▶ Data records

-------

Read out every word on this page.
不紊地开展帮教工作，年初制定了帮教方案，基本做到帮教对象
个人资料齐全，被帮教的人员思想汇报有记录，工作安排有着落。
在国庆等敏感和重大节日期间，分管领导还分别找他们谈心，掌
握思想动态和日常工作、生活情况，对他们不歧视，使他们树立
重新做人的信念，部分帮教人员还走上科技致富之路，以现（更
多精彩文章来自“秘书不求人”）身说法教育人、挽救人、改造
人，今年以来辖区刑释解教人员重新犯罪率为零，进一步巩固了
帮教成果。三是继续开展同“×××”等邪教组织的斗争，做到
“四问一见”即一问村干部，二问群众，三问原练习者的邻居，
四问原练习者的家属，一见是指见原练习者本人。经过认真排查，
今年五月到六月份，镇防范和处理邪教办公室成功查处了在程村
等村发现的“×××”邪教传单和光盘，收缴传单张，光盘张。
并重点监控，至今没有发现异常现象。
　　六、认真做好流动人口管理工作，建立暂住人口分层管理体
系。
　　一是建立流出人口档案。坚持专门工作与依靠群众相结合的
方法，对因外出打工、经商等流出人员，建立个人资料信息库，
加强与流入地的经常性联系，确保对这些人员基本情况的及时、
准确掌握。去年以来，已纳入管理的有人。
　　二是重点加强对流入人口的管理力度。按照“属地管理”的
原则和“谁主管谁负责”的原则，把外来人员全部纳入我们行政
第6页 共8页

-------

▶ Exercise aim
Retype every record above exactly as it appears.

▶ Task solution
Read out every word on this page.
不紊地开展帮教工作，年初制定了帮教方案，基本做到帮教对象
个人资料齐全，被帮教的人员思想汇报有记录，工作安排有着落。
在国庆等敏感和重大节日期间，分管领导还分别找他们谈心，掌
握思想动态和日常工作、生活情况，对他们不歧视，使他们树立
重新做人的信念，部分帮教人员还走上科技致富之路，以现（更
多精彩文章来自“秘书不求人”）身说法教育人、挽救人、改造
人，今年以来辖区刑释解教人员重新犯罪率为零，进一步巩固了
帮教成果。三是继续开展同“×××”等邪教组织的斗争，做到
“四问一见”即一问村干部，二问群众，三问原练习者的邻居，
四问原练习者的家属，一见是指见原练习者本人。经过认真排查，
今年五月到六月份，镇防范和处理邪教办公室成功查处了在程村
等村发现的“×××”邪教传单和光盘，收缴传单张，光盘张。
并重点监控，至今没有发现异常现象。
　　六、认真做好流动人口管理工作，建立暂住人口分层管理体
系。
　　一是建立流出人口档案。坚持专门工作与依靠群众相结合的
方法，对因外出打工、经商等流出人员，建立个人资料信息库，
加强与流入地的经常性联系，确保对这些人员基本情况的及时、
准确掌握。去年以来，已纳入管理的有人。
　　二是重点加强对流入人口的管理力度。按照“属地管理”的
原则和“谁主管谁负责”的原则，把外来人员全部纳入我们行政
第6页 共8页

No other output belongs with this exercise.